# WHAT TO PRODUCE:
Every record below should be printed exactly as given.

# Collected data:
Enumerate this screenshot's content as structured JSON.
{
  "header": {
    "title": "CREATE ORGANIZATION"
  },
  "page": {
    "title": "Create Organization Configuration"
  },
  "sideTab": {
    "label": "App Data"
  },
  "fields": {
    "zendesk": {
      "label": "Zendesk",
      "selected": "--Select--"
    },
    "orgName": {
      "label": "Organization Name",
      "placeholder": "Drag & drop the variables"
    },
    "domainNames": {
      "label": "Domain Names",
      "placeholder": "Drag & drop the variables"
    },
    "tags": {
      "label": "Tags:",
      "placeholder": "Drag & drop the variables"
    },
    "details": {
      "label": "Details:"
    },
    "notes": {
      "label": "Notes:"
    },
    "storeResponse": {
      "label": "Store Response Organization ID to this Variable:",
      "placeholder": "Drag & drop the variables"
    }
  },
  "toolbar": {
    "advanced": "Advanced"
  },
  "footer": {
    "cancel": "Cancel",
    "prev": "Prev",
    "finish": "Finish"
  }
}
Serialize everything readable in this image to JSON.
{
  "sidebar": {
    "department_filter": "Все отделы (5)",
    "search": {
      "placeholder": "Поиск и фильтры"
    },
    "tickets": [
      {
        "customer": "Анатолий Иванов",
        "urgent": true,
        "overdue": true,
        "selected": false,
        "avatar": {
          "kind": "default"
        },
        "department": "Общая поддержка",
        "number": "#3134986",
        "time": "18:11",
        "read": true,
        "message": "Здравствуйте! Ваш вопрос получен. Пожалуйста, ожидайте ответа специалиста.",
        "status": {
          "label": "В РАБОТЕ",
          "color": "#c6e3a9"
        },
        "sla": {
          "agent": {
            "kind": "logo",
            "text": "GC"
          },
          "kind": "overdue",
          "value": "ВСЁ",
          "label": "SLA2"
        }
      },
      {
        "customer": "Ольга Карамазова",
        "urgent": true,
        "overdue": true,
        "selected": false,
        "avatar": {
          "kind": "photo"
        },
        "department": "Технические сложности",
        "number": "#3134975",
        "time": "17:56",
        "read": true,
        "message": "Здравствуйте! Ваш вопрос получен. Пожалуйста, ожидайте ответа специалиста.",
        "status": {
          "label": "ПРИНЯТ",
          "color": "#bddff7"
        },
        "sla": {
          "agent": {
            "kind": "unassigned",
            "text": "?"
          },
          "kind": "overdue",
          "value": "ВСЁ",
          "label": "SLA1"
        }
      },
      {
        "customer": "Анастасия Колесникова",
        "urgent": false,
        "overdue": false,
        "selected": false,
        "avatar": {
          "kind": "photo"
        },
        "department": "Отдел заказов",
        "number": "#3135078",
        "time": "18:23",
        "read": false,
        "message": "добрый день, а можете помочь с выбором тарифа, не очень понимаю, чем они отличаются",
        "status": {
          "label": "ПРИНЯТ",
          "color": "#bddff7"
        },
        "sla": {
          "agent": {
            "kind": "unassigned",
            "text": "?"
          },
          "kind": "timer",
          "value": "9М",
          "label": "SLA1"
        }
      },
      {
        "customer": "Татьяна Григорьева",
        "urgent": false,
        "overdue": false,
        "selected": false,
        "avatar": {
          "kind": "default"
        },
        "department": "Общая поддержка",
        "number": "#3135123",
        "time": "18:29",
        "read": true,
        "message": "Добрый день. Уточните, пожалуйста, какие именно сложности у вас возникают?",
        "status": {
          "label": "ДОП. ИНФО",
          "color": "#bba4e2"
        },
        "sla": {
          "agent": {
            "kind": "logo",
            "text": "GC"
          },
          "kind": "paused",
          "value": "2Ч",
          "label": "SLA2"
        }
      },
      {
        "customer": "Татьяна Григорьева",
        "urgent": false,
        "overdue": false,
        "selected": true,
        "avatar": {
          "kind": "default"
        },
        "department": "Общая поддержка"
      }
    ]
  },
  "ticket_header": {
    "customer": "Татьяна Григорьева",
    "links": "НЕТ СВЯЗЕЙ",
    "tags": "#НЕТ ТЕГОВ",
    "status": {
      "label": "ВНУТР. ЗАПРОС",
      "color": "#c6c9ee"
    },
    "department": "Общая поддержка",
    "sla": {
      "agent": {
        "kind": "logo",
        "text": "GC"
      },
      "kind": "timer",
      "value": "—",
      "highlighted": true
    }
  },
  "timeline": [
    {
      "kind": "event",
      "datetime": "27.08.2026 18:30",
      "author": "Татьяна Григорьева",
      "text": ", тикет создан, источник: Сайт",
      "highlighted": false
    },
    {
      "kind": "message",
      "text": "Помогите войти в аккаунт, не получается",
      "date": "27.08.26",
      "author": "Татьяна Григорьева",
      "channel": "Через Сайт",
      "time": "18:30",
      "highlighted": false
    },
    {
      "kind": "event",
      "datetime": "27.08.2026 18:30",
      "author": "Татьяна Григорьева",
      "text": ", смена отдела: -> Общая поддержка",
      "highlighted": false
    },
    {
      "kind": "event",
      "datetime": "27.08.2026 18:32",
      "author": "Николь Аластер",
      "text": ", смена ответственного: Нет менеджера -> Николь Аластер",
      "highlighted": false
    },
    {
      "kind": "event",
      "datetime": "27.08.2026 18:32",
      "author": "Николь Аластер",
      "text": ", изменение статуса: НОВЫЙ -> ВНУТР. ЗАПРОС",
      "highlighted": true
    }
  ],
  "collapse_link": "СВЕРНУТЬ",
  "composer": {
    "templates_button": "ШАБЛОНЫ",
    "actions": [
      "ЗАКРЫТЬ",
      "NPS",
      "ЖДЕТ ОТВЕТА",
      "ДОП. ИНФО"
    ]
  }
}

# RESPONSE TO THE EXERCISE:
Enumerate this screenshot's content as structured JSON.
{
  "header": {
    "title": "CREATE ORGANIZATION"
  },
  "page": {
    "title": "Create Organization Configuration"
  },
  "sideTab": {
    "label": "App Data"
  },
  "fields": {
    "zendesk": {
      "label": "Zendesk",
      "selected": "--Select--"
    },
    "orgName": {
      "label": "Organization Name",
      "placeholder": "Drag & drop the variables"
    },
    "domainNames": {
      "label": "Domain Names",
      "placeholder": "Drag & drop the variables"
    },
    "tags": {
      "label": "Tags:",
      "placeholder": "Drag & drop the variables"
    },
    "details": {
      "label": "Details:"
    },
    "notes": {
      "label": "Notes:"
    },
    "storeResponse": {
      "label": "Store Response Organization ID to this Variable:",
      "placeholder": "Drag & drop the variables"
    }
  },
  "toolbar": {
    "advanced": "Advanced"
  },
  "footer": {
    "cancel": "Cancel",
    "prev": "Prev",
    "finish": "Finish"
  }
}
Serialize everything readable in this image to JSON.
{
  "sidebar": {
    "department_filter": "Все отделы (5)",
    "search": {
      "placeholder": "Поиск и фильтры"
    },
    "tickets": [
      {
        "customer": "Анатолий Иванов",
        "urgent": true,
        "overdue": true,
        "selected": false,
        "avatar": {
          "kind": "default"
        },
        "department": "Общая поддержка",
        "number": "#3134986",
        "time": "18:11",
        "read": true,
        "message": "Здравствуйте! Ваш вопрос получен. Пожалуйста, ожидайте ответа специалиста.",
        "status": {
          "label": "В РАБОТЕ",
          "color": "#c6e3a9"
        },
        "sla": {
          "agent": {
            "kind": "logo",
            "text": "GC"
          },
          "kind": "overdue",
          "value": "ВСЁ",
          "label": "SLA2"
        }
      },
      {
        "customer": "Ольга Карамазова",
        "urgent": true,
        "overdue": true,
        "selected": false,
        "avatar": {
          "kind": "photo"
        },
        "department": "Технические сложности",
        "number": "#3134975",
        "time": "17:56",
        "read": true,
        "message": "Здравствуйте! Ваш вопрос получен. Пожалуйста, ожидайте ответа специалиста.",
        "status": {
          "label": "ПРИНЯТ",
          "color": "#bddff7"
        },
        "sla": {
          "agent": {
            "kind": "unassigned",
            "text": "?"
          },
          "kind": "overdue",
          "value": "ВСЁ",
          "label": "SLA1"
        }
      },
      {
        "customer": "Анастасия Колесникова",
        "urgent": false,
        "overdue": false,
        "selected": false,
        "avatar": {
          "kind": "photo"
        },
        "department": "Отдел заказов",
        "number": "#3135078",
        "time": "18:23",
        "read": false,
        "message": "добрый день, а можете помочь с выбором тарифа, не очень понимаю, чем они отличаются",
        "status": {
          "label": "ПРИНЯТ",
          "color": "#bddff7"
        },
        "sla": {
          "agent": {
            "kind": "unassigned",
            "text": "?"
          },
          "kind": "timer",
          "value": "9М",
          "label": "SLA1"
        }
      },
      {
        "customer": "Татьяна Григорьева",
        "urgent": false,
        "overdue": false,
        "selected": false,
        "avatar": {
          "kind": "default"
        },
        "department": "Общая поддержка",
        "number": "#3135123",
        "time": "18:29",
        "read": true,
        "message": "Добрый день. Уточните, пожалуйста, какие именно сложности у вас возникают?",
        "status": {
          "label": "ДОП. ИНФО",
          "color": "#bba4e2"
        },
        "sla": {
          "agent": {
            "kind": "logo",
            "text": "GC"
          },
          "kind": "paused",
          "value": "2Ч",
          "label": "SLA2"
        }
      },
      {
        "customer": "Татьяна Григорьева",
        "urgent": false,
        "overdue": false,
        "selected": true,
        "avatar": {
          "kind": "default"
        },
        "department": "Общая поддержка"
      }
    ]
  },
  "ticket_header": {
    "customer": "Татьяна Григорьева",
    "links": "НЕТ СВЯЗЕЙ",
    "tags": "#НЕТ ТЕГОВ",
    "status": {
      "label": "ВНУТР. ЗАПРОС",
      "color": "#c6c9ee"
    },
    "department": "Общая поддержка",
    "sla": {
      "agent": {
        "kind": "logo",
        "text": "GC"
      },
      "kind": "timer",
      "value": "—",
      "highlighted": true
    }
  },
  "timeline": [
    {
      "kind": "event",
      "datetime": "27.08.2026 18:30",
      "author": "Татьяна Григорьева",
      "text": ", тикет создан, источник: Сайт",
      "highlighted": false
    },
    {
      "kind": "message",
      "text": "Помогите войти в аккаунт, не получается",
      "date": "27.08.26",
      "author": "Татьяна Григорьева",
      "channel": "Через Сайт",
      "time": "18:30",
      "highlighted": false
    },
    {
      "kind": "event",
      "datetime": "27.08.2026 18:30",
      "author": "Татьяна Григорьева",
      "text": ", смена отдела: -> Общая поддержка",
      "highlighted": false
    },
    {
      "kind": "event",
      "datetime": "27.08.2026 18:32",
      "author": "Николь Аластер",
      "text": ", смена ответственного: Нет менеджера -> Николь Аластер",
      "highlighted": false
    },
    {
      "kind": "event",
      "datetime": "27.08.2026 18:32",
      "author": "Николь Аластер",
      "text": ", изменение статуса: НОВЫЙ -> ВНУТР. ЗАПРОС",
      "highlighted": true
    }
  ],
  "collapse_link": "СВЕРНУТЬ",
  "composer": {
    "templates_button": "ШАБЛОНЫ",
    "actions": [
      "ЗАКРЫТЬ",
      "NPS",
      "ЖДЕТ ОТВЕТА",
      "ДОП. ИНФО"
    ]
  }
}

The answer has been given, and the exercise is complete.